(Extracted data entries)
┌──

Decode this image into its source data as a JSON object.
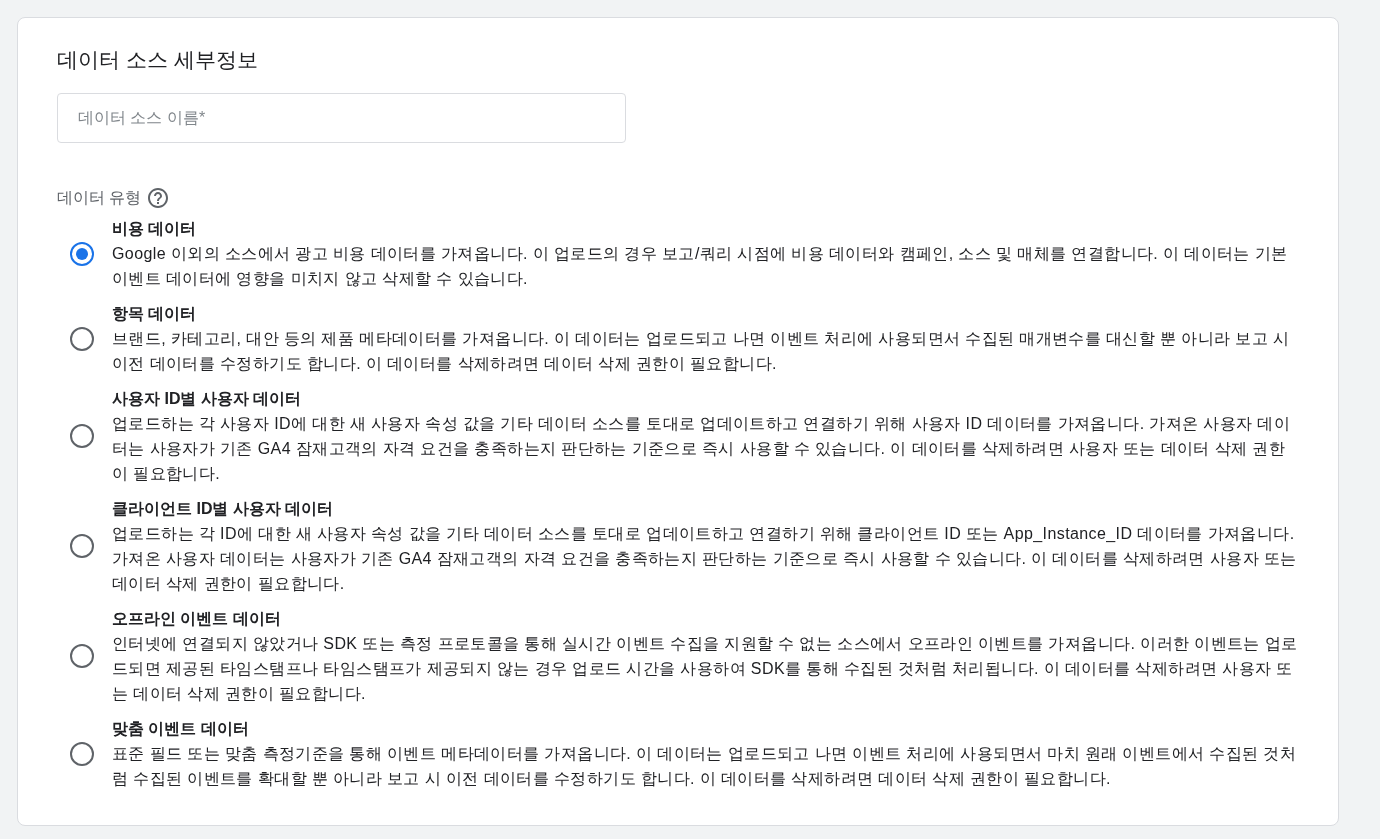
{
  "card": {
    "title": "데이터 소스 세부정보",
    "name_field": {
      "placeholder": "데이터 소스 이름*"
    },
    "data_type": {
      "label": "데이터 유형",
      "options": [
        {
          "title": "비용 데이터",
          "description": "Google 이외의 소스에서 광고 비용 데이터를 가져옵니다. 이 업로드의 경우 보고/쿼리 시점에 비용 데이터와 캠페인, 소스 및 매체를 연결합니다. 이 데이터는 기본 이벤트 데이터에 영향을 미치지 않고 삭제할 수 있습니다.",
          "selected": true
        },
        {
          "title": "항목 데이터",
          "description": "브랜드, 카테고리, 대안 등의 제품 메타데이터를 가져옵니다. 이 데이터는 업로드되고 나면 이벤트 처리에 사용되면서 수집된 매개변수를 대신할 뿐 아니라 보고 시 이전 데이터를 수정하기도 합니다. 이 데이터를 삭제하려면 데이터 삭제 권한이 필요합니다.",
          "selected": false
        },
        {
          "title": "사용자 ID별 사용자 데이터",
          "description": "업로드하는 각 사용자 ID에 대한 새 사용자 속성 값을 기타 데이터 소스를 토대로 업데이트하고 연결하기 위해 사용자 ID 데이터를 가져옵니다. 가져온 사용자 데이터는 사용자가 기존 GA4 잠재고객의 자격 요건을 충족하는지 판단하는 기준으로 즉시 사용할 수 있습니다. 이 데이터를 삭제하려면 사용자 또는 데이터 삭제 권한이 필요합니다.",
          "selected": false
        },
        {
          "title": "클라이언트 ID별 사용자 데이터",
          "description": "업로드하는 각 ID에 대한 새 사용자 속성 값을 기타 데이터 소스를 토대로 업데이트하고 연결하기 위해 클라이언트 ID 또는 App_Instance_ID 데이터를 가져옵니다. 가져온 사용자 데이터는 사용자가 기존 GA4 잠재고객의 자격 요건을 충족하는지 판단하는 기준으로 즉시 사용할 수 있습니다. 이 데이터를 삭제하려면 사용자 또는 데이터 삭제 권한이 필요합니다.",
          "selected": false
        },
        {
          "title": "오프라인 이벤트 데이터",
          "description": "인터넷에 연결되지 않았거나 SDK 또는 측정 프로토콜을 통해 실시간 이벤트 수집을 지원할 수 없는 소스에서 오프라인 이벤트를 가져옵니다. 이러한 이벤트는 업로드되면 제공된 타임스탬프나 타임스탬프가 제공되지 않는 경우 업로드 시간을 사용하여 SDK를 통해 수집된 것처럼 처리됩니다. 이 데이터를 삭제하려면 사용자 또는 데이터 삭제 권한이 필요합니다.",
          "selected": false
        },
        {
          "title": "맞춤 이벤트 데이터",
          "description": "표준 필드 또는 맞춤 측정기준을 통해 이벤트 메타데이터를 가져옵니다. 이 데이터는 업로드되고 나면 이벤트 처리에 사용되면서 마치 원래 이벤트에서 수집된 것처럼 수집된 이벤트를 확대할 뿐 아니라 보고 시 이전 데이터를 수정하기도 합니다. 이 데이터를 삭제하려면 데이터 삭제 권한이 필요합니다.",
          "selected": false
        }
      ]
    }
  }
}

└──

To be done:
Pictures stay out; repeat all the rest of the records exactly.

Exercise output:
Decode this image into its source data as a JSON object.
{
  "card": {
    "title": "데이터 소스 세부정보",
    "name_field": {
      "placeholder": "데이터 소스 이름*"
    },
    "data_type": {
      "label": "데이터 유형",
      "options": [
        {
          "title": "비용 데이터",
          "description": "Google 이외의 소스에서 광고 비용 데이터를 가져옵니다. 이 업로드의 경우 보고/쿼리 시점에 비용 데이터와 캠페인, 소스 및 매체를 연결합니다. 이 데이터는 기본 이벤트 데이터에 영향을 미치지 않고 삭제할 수 있습니다.",
          "selected": true
        },
        {
          "title": "항목 데이터",
          "description": "브랜드, 카테고리, 대안 등의 제품 메타데이터를 가져옵니다. 이 데이터는 업로드되고 나면 이벤트 처리에 사용되면서 수집된 매개변수를 대신할 뿐 아니라 보고 시 이전 데이터를 수정하기도 합니다. 이 데이터를 삭제하려면 데이터 삭제 권한이 필요합니다.",
          "selected": false
        },
        {
          "title": "사용자 ID별 사용자 데이터",
          "description": "업로드하는 각 사용자 ID에 대한 새 사용자 속성 값을 기타 데이터 소스를 토대로 업데이트하고 연결하기 위해 사용자 ID 데이터를 가져옵니다. 가져온 사용자 데이터는 사용자가 기존 GA4 잠재고객의 자격 요건을 충족하는지 판단하는 기준으로 즉시 사용할 수 있습니다. 이 데이터를 삭제하려면 사용자 또는 데이터 삭제 권한이 필요합니다.",
          "selected": false
        },
        {
          "title": "클라이언트 ID별 사용자 데이터",
          "description": "업로드하는 각 ID에 대한 새 사용자 속성 값을 기타 데이터 소스를 토대로 업데이트하고 연결하기 위해 클라이언트 ID 또는 App_Instance_ID 데이터를 가져옵니다. 가져온 사용자 데이터는 사용자가 기존 GA4 잠재고객의 자격 요건을 충족하는지 판단하는 기준으로 즉시 사용할 수 있습니다. 이 데이터를 삭제하려면 사용자 또는 데이터 삭제 권한이 필요합니다.",
          "selected": false
        },
        {
          "title": "오프라인 이벤트 데이터",
          "description": "인터넷에 연결되지 않았거나 SDK 또는 측정 프로토콜을 통해 실시간 이벤트 수집을 지원할 수 없는 소스에서 오프라인 이벤트를 가져옵니다. 이러한 이벤트는 업로드되면 제공된 타임스탬프나 타임스탬프가 제공되지 않는 경우 업로드 시간을 사용하여 SDK를 통해 수집된 것처럼 처리됩니다. 이 데이터를 삭제하려면 사용자 또는 데이터 삭제 권한이 필요합니다.",
          "selected": false
        },
        {
          "title": "맞춤 이벤트 데이터",
          "description": "표준 필드 또는 맞춤 측정기준을 통해 이벤트 메타데이터를 가져옵니다. 이 데이터는 업로드되고 나면 이벤트 처리에 사용되면서 마치 원래 이벤트에서 수집된 것처럼 수집된 이벤트를 확대할 뿐 아니라 보고 시 이전 데이터를 수정하기도 합니다. 이 데이터를 삭제하려면 데이터 삭제 권한이 필요합니다.",
          "selected": false
        }
      ]
    }
  }
}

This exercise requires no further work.